Data records:
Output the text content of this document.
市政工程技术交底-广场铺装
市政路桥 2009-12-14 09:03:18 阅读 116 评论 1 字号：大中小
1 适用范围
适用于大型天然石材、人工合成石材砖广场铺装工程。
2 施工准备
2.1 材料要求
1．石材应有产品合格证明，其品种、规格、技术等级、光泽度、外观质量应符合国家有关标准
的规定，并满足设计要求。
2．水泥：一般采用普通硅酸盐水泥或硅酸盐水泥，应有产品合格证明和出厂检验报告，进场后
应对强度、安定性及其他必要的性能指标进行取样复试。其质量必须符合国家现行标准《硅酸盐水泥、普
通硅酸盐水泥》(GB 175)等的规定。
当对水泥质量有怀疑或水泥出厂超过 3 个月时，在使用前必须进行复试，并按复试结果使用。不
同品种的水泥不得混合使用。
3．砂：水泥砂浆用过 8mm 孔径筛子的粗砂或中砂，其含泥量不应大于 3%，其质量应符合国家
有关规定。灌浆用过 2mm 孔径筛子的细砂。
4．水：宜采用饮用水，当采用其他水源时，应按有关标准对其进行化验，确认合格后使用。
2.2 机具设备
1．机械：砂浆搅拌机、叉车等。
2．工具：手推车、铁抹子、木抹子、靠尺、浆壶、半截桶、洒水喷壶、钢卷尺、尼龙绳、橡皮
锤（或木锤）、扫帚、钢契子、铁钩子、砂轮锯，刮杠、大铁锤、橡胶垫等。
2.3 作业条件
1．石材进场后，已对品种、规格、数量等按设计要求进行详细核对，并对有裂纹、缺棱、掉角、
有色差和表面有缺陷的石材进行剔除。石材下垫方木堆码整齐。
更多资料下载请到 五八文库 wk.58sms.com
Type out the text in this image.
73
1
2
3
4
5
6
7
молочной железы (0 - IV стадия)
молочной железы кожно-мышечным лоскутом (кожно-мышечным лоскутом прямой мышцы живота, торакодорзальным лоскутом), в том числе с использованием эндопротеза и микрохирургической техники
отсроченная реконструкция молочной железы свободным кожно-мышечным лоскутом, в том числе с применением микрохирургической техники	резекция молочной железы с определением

◆ Given exercise
From the records above, extract everything verbatim.

◆ Task result
Output the text content of this document.
市政工程技术交底-广场铺装
市政路桥 2009-12-14 09:03:18 阅读 116 评论 1 字号：大中小
1 适用范围
适用于大型天然石材、人工合成石材砖广场铺装工程。
2 施工准备
2.1 材料要求
1．石材应有产品合格证明，其品种、规格、技术等级、光泽度、外观质量应符合国家有关标准
的规定，并满足设计要求。
2．水泥：一般采用普通硅酸盐水泥或硅酸盐水泥，应有产品合格证明和出厂检验报告，进场后
应对强度、安定性及其他必要的性能指标进行取样复试。其质量必须符合国家现行标准《硅酸盐水泥、普
通硅酸盐水泥》(GB 175)等的规定。
当对水泥质量有怀疑或水泥出厂超过 3 个月时，在使用前必须进行复试，并按复试结果使用。不
同品种的水泥不得混合使用。
3．砂：水泥砂浆用过 8mm 孔径筛子的粗砂或中砂，其含泥量不应大于 3%，其质量应符合国家
有关规定。灌浆用过 2mm 孔径筛子的细砂。
4．水：宜采用饮用水，当采用其他水源时，应按有关标准对其进行化验，确认合格后使用。
2.2 机具设备
1．机械：砂浆搅拌机、叉车等。
2．工具：手推车、铁抹子、木抹子、靠尺、浆壶、半截桶、洒水喷壶、钢卷尺、尼龙绳、橡皮
锤（或木锤）、扫帚、钢契子、铁钩子、砂轮锯，刮杠、大铁锤、橡胶垫等。
2.3 作业条件
1．石材进场后，已对品种、规格、数量等按设计要求进行详细核对，并对有裂纹、缺棱、掉角、
有色差和表面有缺陷的石材进行剔除。石材下垫方木堆码整齐。
更多资料下载请到 五八文库 wk.58sms.com
Type out the text in this image.
73
1
2
3
4
5
6
7
молочной железы (0 - IV стадия)
молочной железы кожно-мышечным лоскутом (кожно-мышечным лоскутом прямой мышцы живота, торакодорзальным лоскутом), в том числе с использованием эндопротеза и микрохирургической техники
отсроченная реконструкция молочной железы свободным кожно-мышечным лоскутом, в том числе с применением микрохирургической техники	резекция молочной железы с определением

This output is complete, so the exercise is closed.